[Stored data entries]
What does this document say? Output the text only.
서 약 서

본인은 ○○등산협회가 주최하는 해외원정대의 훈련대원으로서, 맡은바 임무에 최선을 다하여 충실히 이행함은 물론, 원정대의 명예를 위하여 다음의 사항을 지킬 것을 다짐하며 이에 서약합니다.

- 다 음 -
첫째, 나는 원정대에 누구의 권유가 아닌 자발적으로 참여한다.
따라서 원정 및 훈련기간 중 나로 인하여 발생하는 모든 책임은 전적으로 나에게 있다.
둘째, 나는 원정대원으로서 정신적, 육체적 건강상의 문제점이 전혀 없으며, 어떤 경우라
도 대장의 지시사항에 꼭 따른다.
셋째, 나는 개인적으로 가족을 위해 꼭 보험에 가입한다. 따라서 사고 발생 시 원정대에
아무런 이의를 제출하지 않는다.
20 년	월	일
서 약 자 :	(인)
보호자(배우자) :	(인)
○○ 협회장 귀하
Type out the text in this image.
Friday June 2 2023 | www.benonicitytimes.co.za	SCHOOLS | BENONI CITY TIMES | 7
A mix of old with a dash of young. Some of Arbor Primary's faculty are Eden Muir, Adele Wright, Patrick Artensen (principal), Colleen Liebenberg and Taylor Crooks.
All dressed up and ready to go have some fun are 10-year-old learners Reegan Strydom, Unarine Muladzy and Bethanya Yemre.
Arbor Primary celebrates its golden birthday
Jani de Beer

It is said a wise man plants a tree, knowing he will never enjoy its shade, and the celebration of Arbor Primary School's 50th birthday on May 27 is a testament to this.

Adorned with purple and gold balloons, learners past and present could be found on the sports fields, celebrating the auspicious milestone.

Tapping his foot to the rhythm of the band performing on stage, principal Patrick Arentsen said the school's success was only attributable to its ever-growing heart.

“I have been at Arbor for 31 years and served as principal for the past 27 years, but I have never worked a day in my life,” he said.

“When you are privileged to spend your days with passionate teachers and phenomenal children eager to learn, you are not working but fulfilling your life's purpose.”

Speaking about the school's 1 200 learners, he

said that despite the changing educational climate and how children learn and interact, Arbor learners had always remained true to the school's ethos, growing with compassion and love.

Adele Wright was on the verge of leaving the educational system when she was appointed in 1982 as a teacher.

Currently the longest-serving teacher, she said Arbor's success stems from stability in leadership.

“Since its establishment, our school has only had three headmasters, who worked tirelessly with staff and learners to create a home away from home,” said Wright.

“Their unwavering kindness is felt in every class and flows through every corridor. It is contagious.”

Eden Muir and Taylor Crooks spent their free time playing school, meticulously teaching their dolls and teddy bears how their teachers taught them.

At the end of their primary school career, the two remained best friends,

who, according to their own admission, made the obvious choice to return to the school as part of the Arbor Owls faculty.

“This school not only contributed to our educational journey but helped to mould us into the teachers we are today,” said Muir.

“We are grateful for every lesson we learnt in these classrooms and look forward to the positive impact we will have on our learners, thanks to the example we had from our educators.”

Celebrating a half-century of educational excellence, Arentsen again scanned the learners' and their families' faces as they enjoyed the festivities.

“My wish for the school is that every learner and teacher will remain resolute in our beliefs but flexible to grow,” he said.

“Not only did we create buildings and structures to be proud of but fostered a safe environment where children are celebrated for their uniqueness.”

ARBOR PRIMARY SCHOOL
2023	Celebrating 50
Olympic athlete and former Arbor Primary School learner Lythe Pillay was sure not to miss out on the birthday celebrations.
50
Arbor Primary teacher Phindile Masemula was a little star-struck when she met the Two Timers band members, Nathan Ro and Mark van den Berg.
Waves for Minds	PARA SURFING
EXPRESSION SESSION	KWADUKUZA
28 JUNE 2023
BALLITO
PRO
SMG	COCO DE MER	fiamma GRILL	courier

▶ **EXERCISE GOAL**: Each entry above is to be set down again in exactly the same words.

▶ **OUTPUT FOR THIS TASK**:
What does this document say? Output the text only.
서 약 서

본인은 ○○등산협회가 주최하는 해외원정대의 훈련대원으로서, 맡은바 임무에 최선을 다하여 충실히 이행함은 물론, 원정대의 명예를 위하여 다음의 사항을 지킬 것을 다짐하며 이에 서약합니다.

- 다 음 -
첫째, 나는 원정대에 누구의 권유가 아닌 자발적으로 참여한다.
따라서 원정 및 훈련기간 중 나로 인하여 발생하는 모든 책임은 전적으로 나에게 있다.
둘째, 나는 원정대원으로서 정신적, 육체적 건강상의 문제점이 전혀 없으며, 어떤 경우라
도 대장의 지시사항에 꼭 따른다.
셋째, 나는 개인적으로 가족을 위해 꼭 보험에 가입한다. 따라서 사고 발생 시 원정대에
아무런 이의를 제출하지 않는다.
20 년	월	일
서 약 자 :	(인)
보호자(배우자) :	(인)
○○ 협회장 귀하
Type out the text in this image.
Friday June 2 2023 | www.benonicitytimes.co.za	SCHOOLS | BENONI CITY TIMES | 7
A mix of old with a dash of young. Some of Arbor Primary's faculty are Eden Muir, Adele Wright, Patrick Artensen (principal), Colleen Liebenberg and Taylor Crooks.
All dressed up and ready to go have some fun are 10-year-old learners Reegan Strydom, Unarine Muladzy and Bethanya Yemre.
Arbor Primary celebrates its golden birthday
Jani de Beer

It is said a wise man plants a tree, knowing he will never enjoy its shade, and the celebration of Arbor Primary School's 50th birthday on May 27 is a testament to this.

Adorned with purple and gold balloons, learners past and present could be found on the sports fields, celebrating the auspicious milestone.

Tapping his foot to the rhythm of the band performing on stage, principal Patrick Arentsen said the school's success was only attributable to its ever-growing heart.

“I have been at Arbor for 31 years and served as principal for the past 27 years, but I have never worked a day in my life,” he said.

“When you are privileged to spend your days with passionate teachers and phenomenal children eager to learn, you are not working but fulfilling your life's purpose.”

Speaking about the school's 1 200 learners, he

said that despite the changing educational climate and how children learn and interact, Arbor learners had always remained true to the school's ethos, growing with compassion and love.

Adele Wright was on the verge of leaving the educational system when she was appointed in 1982 as a teacher.

Currently the longest-serving teacher, she said Arbor's success stems from stability in leadership.

“Since its establishment, our school has only had three headmasters, who worked tirelessly with staff and learners to create a home away from home,” said Wright.

“Their unwavering kindness is felt in every class and flows through every corridor. It is contagious.”

Eden Muir and Taylor Crooks spent their free time playing school, meticulously teaching their dolls and teddy bears how their teachers taught them.

At the end of their primary school career, the two remained best friends,

who, according to their own admission, made the obvious choice to return to the school as part of the Arbor Owls faculty.

“This school not only contributed to our educational journey but helped to mould us into the teachers we are today,” said Muir.

“We are grateful for every lesson we learnt in these classrooms and look forward to the positive impact we will have on our learners, thanks to the example we had from our educators.”

Celebrating a half-century of educational excellence, Arentsen again scanned the learners' and their families' faces as they enjoyed the festivities.

“My wish for the school is that every learner and teacher will remain resolute in our beliefs but flexible to grow,” he said.

“Not only did we create buildings and structures to be proud of but fostered a safe environment where children are celebrated for their uniqueness.”

ARBOR PRIMARY SCHOOL
2023	Celebrating 50
Olympic athlete and former Arbor Primary School learner Lythe Pillay was sure not to miss out on the birthday celebrations.
50
Arbor Primary teacher Phindile Masemula was a little star-struck when she met the Two Timers band members, Nathan Ro and Mark van den Berg.
Waves for Minds	PARA SURFING
EXPRESSION SESSION	KWADUKUZA
28 JUNE 2023
BALLITO
PRO
SMG	COCO DE MER	fiamma GRILL	courier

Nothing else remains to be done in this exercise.